_SHORT PROBLEM:_
Copy each line of the data below with the word "does".

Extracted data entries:
● ● ● ● ●
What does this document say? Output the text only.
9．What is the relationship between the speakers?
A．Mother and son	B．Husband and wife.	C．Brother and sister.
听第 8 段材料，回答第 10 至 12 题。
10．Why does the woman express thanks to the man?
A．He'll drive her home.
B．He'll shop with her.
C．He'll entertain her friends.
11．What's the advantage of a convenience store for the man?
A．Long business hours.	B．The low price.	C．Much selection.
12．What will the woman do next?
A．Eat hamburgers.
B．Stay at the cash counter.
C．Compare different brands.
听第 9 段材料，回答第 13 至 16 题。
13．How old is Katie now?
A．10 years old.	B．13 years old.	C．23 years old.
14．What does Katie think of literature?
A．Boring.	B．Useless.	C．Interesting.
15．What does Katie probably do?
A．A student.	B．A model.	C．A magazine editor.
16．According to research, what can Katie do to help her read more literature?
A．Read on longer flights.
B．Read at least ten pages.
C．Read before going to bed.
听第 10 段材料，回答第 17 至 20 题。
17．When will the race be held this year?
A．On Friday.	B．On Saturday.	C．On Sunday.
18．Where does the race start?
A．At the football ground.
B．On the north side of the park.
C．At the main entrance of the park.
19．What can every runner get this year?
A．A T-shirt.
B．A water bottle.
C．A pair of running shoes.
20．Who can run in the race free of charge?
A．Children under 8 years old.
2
● ● ● ● ●
_RESULT OF THE EXERCISE:_
What does this document say? Output the text only.
10．Why does the woman express thanks to the man?
14．What does Katie think of literature?
15．What does Katie probably do?
18．Where does the race start?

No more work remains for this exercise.